## Items from a dataset
____

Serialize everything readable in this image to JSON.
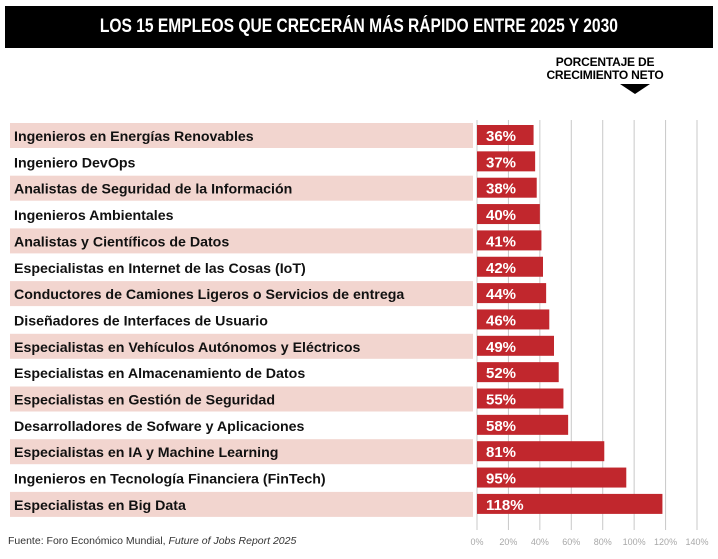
{
  "chart_data": {
    "type": "bar",
    "orientation": "horizontal",
    "title": "LOS 15 EMPLEOS QUE CRECERÁN MÁS RÁPIDO ENTRE 2025 Y 2030",
    "value_axis_title": "PORCENTAJE DE CRECIMIENTO NETO",
    "unit_label_lines": [
      "PORCENTAJE DE",
      "CRECIMIENTO NETO"
    ],
    "categories": [
      "Ingenieros en Energías Renovables",
      "Ingeniero DevOps",
      "Analistas de Seguridad de la Información",
      "Ingenieros Ambientales",
      "Analistas y Científicos de Datos",
      "Especialistas en Internet de las Cosas (IoT)",
      "Conductores de Camiones Ligeros o Servicios de entrega",
      "Diseñadores de Interfaces de Usuario",
      "Especialistas en Vehículos Autónomos y Eléctricos",
      "Especialistas en Almacenamiento de Datos",
      "Especialistas en Gestión de Seguridad",
      "Desarrolladores de Sofware y Aplicaciones",
      "Especialistas en IA y Machine Learning",
      "Ingenieros en Tecnología Financiera (FinTech)",
      "Especialistas en Big Data"
    ],
    "values": [
      36,
      37,
      38,
      40,
      41,
      42,
      44,
      46,
      49,
      52,
      55,
      58,
      81,
      95,
      118
    ],
    "value_labels": [
      "36%",
      "37%",
      "38%",
      "40%",
      "41%",
      "42%",
      "44%",
      "46%",
      "49%",
      "52%",
      "55%",
      "58%",
      "81%",
      "95%",
      "118%"
    ],
    "xlim": [
      0,
      140
    ],
    "xticks": [
      0,
      20,
      40,
      60,
      80,
      100,
      120,
      140
    ],
    "xtick_labels": [
      "0%",
      "20%",
      "40%",
      "60%",
      "80%",
      "100%",
      "120%",
      "140%"
    ],
    "grid": true,
    "colors": {
      "bar": "#c1272d",
      "row_band": "#f2d5cf",
      "grid": "#c8c8c8",
      "title_bg": "#000000"
    }
  },
  "source": {
    "prefix": "Fuente: Foro Económico Mundial, ",
    "italic": "Future of Jobs Report 2025"
  }
}
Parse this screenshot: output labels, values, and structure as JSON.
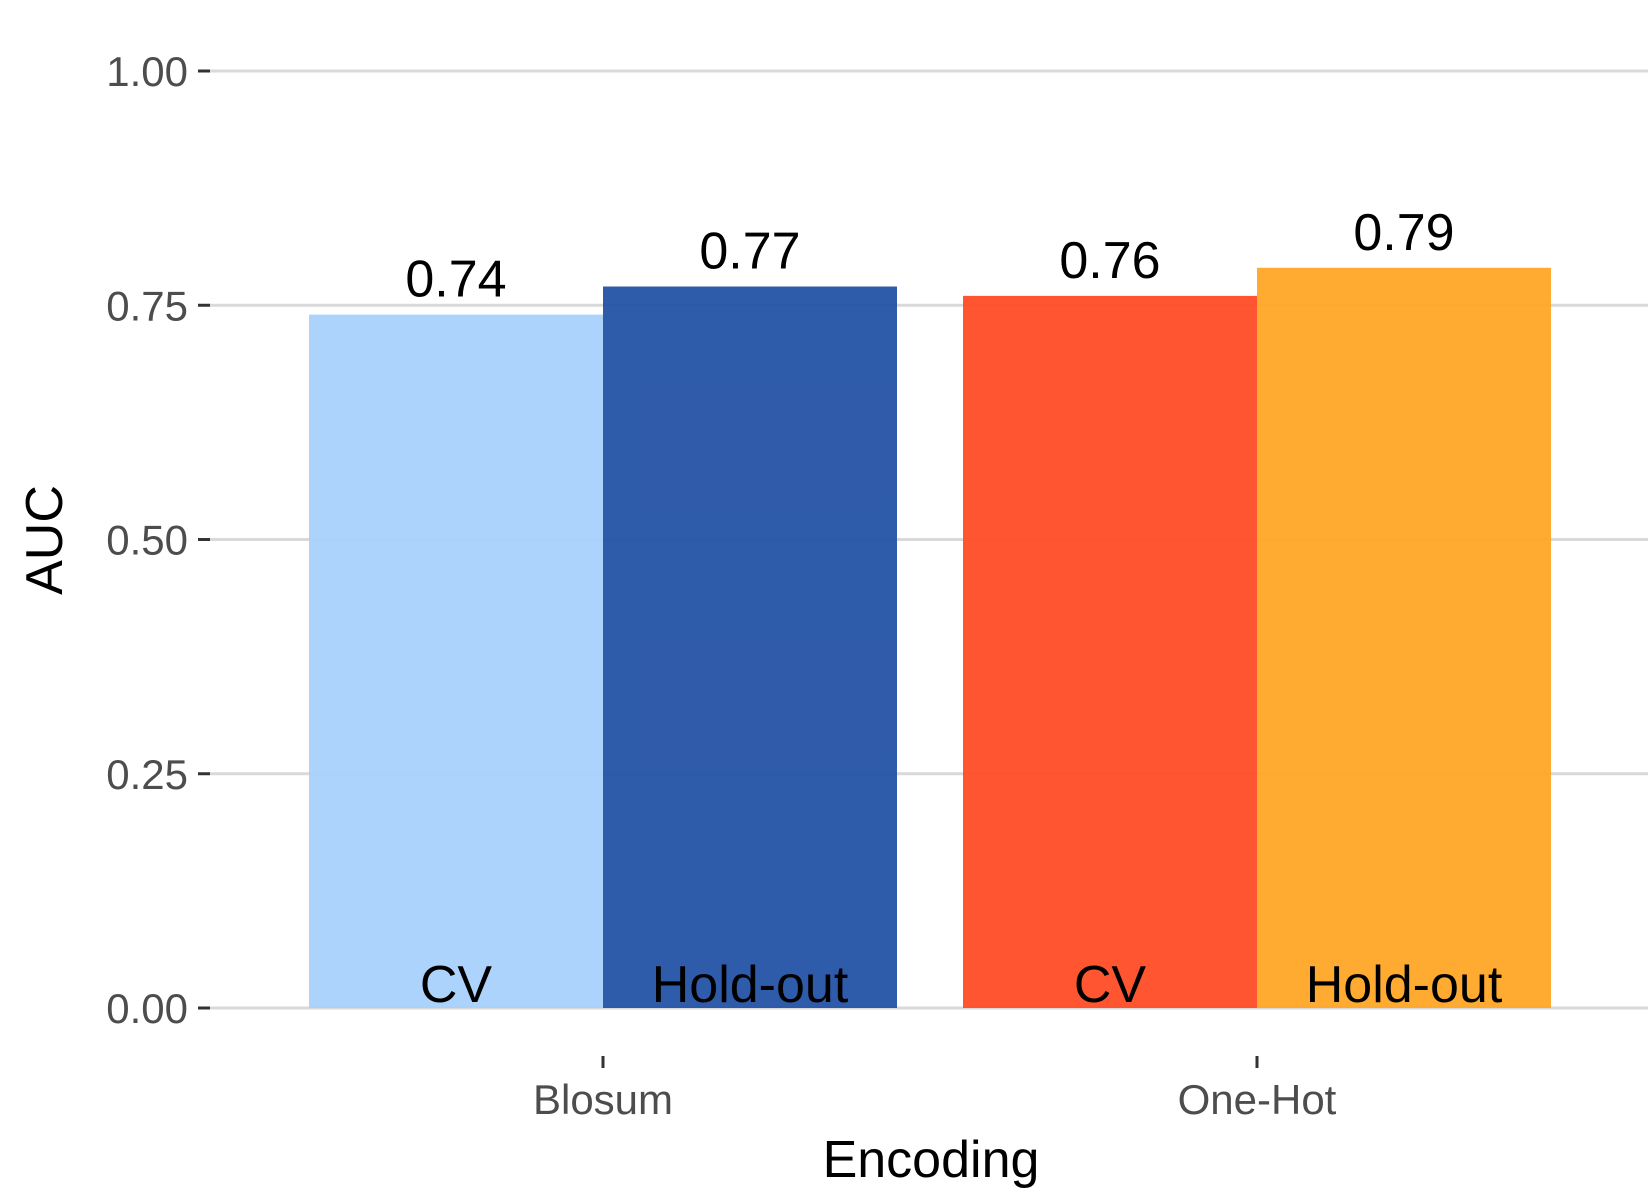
{
  "chart_data": {
    "type": "bar",
    "title": "",
    "xlabel": "Encoding",
    "ylabel": "AUC",
    "categories": [
      "Blosum",
      "One-Hot"
    ],
    "ylim": [
      0,
      1
    ],
    "yticks": [
      "0.00",
      "0.25",
      "0.50",
      "0.75",
      "1.00"
    ],
    "grid": true,
    "legend": "none",
    "bars": [
      {
        "category": "Blosum",
        "label": "CV",
        "value": 0.74,
        "value_label": "0.74",
        "color": "#a7d1fb"
      },
      {
        "category": "Blosum",
        "label": "Hold-out",
        "value": 0.77,
        "value_label": "0.77",
        "color": "#2452a6"
      },
      {
        "category": "One-Hot",
        "label": "CV",
        "value": 0.76,
        "value_label": "0.76",
        "color": "#ff4d26"
      },
      {
        "category": "One-Hot",
        "label": "Hold-out",
        "value": 0.79,
        "value_label": "0.79",
        "color": "#ffa626"
      }
    ]
  }
}
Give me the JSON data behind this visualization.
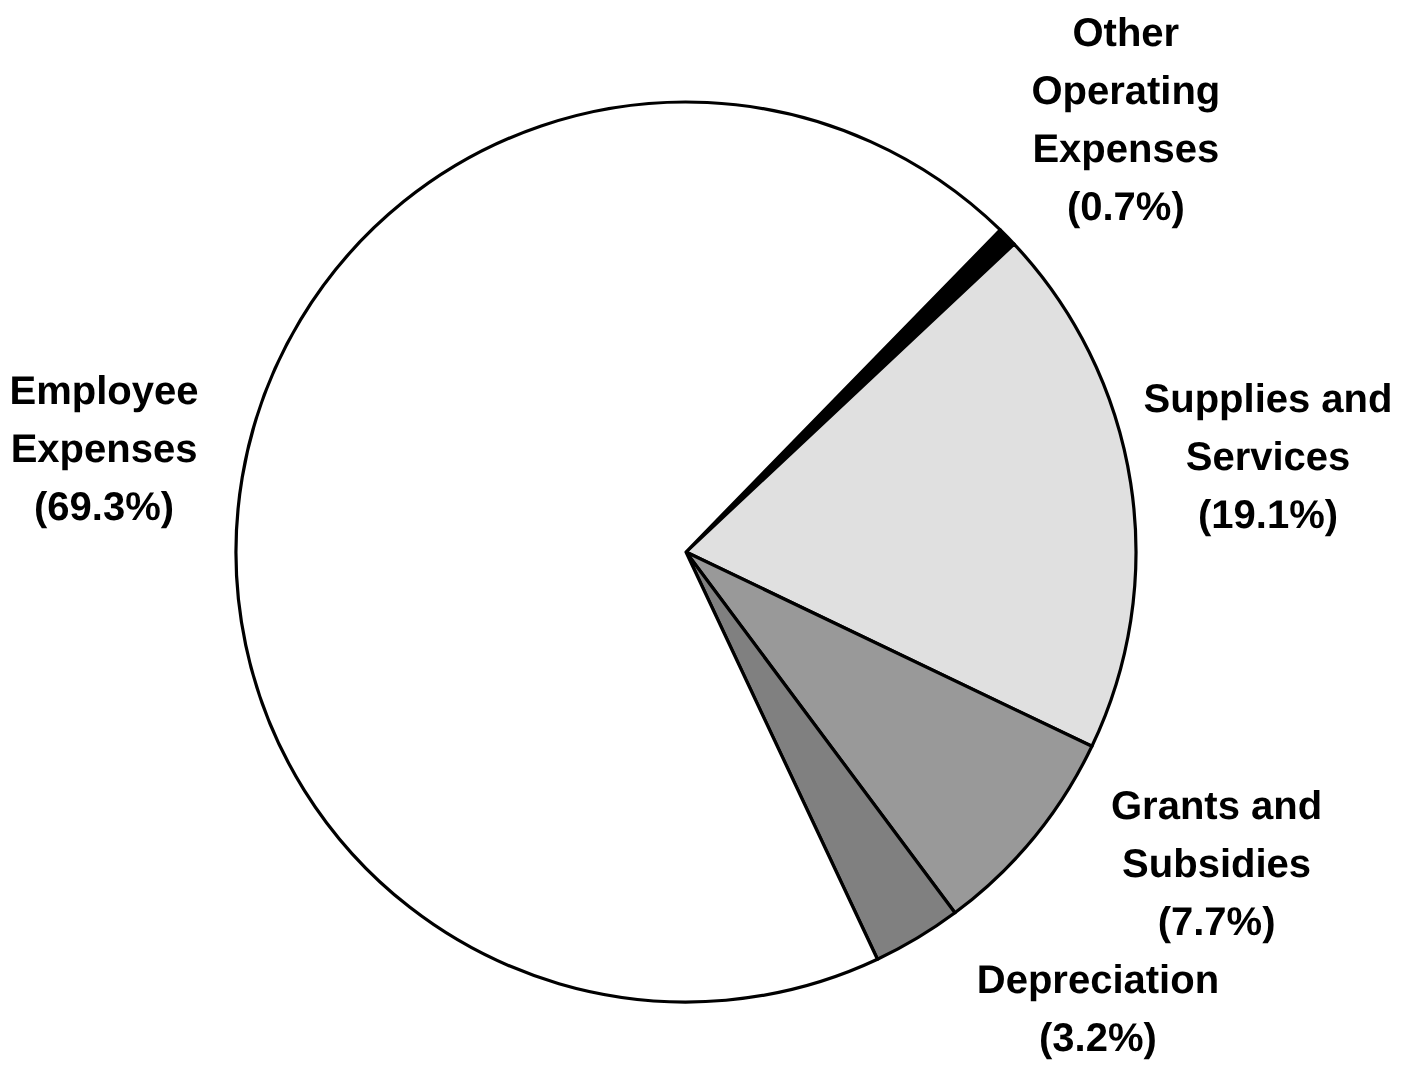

____

Examine the records and report how many lines contain the string "values". Only the number should be given.

## Result
2